→ Set problem:
Give all of the lines again, with nothing added or dropped.

→ Entries provided:
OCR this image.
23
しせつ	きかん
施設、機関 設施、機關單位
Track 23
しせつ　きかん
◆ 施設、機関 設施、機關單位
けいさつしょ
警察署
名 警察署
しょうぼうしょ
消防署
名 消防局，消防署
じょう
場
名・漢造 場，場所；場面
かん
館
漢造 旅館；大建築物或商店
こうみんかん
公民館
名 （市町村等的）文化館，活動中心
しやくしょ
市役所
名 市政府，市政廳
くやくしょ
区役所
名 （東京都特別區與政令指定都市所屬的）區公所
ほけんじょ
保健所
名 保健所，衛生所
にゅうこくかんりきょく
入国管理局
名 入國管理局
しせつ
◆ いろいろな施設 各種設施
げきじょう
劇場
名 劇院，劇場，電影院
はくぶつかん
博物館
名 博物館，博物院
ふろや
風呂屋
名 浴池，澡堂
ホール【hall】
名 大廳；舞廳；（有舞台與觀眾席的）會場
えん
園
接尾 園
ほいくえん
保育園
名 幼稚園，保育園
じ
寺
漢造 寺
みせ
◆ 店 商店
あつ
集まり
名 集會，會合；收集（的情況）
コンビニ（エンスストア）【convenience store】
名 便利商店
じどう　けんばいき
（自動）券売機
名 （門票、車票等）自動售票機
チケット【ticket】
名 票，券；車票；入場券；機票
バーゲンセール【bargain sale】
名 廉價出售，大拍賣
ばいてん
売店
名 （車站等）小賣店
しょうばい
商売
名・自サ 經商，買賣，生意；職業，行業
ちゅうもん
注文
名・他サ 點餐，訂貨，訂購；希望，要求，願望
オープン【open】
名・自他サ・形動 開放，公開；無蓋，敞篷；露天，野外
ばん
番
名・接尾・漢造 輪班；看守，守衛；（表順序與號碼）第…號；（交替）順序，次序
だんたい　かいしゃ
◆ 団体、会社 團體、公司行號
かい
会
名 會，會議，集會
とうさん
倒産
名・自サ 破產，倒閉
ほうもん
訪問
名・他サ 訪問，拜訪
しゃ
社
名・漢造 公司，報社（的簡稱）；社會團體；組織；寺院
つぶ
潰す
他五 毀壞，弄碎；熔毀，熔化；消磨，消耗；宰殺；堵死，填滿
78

→ Task solution:
OCR this image.
23
しせつ	きかん
施設、機関 設施、機關單位
Track 23
しせつ　きかん
◆ 施設、機関 設施、機關單位
けいさつしょ
警察署
名 警察署
しょうぼうしょ
消防署
名 消防局，消防署
じょう
場
名・漢造 場，場所；場面
かん
館
漢造 旅館；大建築物或商店
こうみんかん
公民館
名 （市町村等的）文化館，活動中心
しやくしょ
市役所
名 市政府，市政廳
くやくしょ
区役所
名 （東京都特別區與政令指定都市所屬的）區公所
ほけんじょ
保健所
名 保健所，衛生所
にゅうこくかんりきょく
入国管理局
名 入國管理局
しせつ
◆ いろいろな施設 各種設施
げきじょう
劇場
名 劇院，劇場，電影院
はくぶつかん
博物館
名 博物館，博物院
ふろや
風呂屋
名 浴池，澡堂
ホール【hall】
名 大廳；舞廳；（有舞台與觀眾席的）會場
えん
園
接尾 園
ほいくえん
保育園
名 幼稚園，保育園
じ
寺
漢造 寺
みせ
◆ 店 商店
あつ
集まり
名 集會，會合；收集（的情況）
コンビニ（エンスストア）【convenience store】
名 便利商店
じどう　けんばいき
（自動）券売機
名 （門票、車票等）自動售票機
チケット【ticket】
名 票，券；車票；入場券；機票
バーゲンセール【bargain sale】
名 廉價出售，大拍賣
ばいてん
売店
名 （車站等）小賣店
しょうばい
商売
名・自サ 經商，買賣，生意；職業，行業
ちゅうもん
注文
名・他サ 點餐，訂貨，訂購；希望，要求，願望
オープン【open】
名・自他サ・形動 開放，公開；無蓋，敞篷；露天，野外
ばん
番
名・接尾・漢造 輪班；看守，守衛；（表順序與號碼）第…號；（交替）順序，次序
だんたい　かいしゃ
◆ 団体、会社 團體、公司行號
かい
会
名 會，會議，集會
とうさん
倒産
名・自サ 破產，倒閉
ほうもん
訪問
名・他サ 訪問，拜訪
しゃ
社
名・漢造 公司，報社（的簡稱）；社會團體；組織；寺院
つぶ
潰す
他五 毀壞，弄碎；熔毀，熔化；消磨，消耗；宰殺；堵死，填滿
78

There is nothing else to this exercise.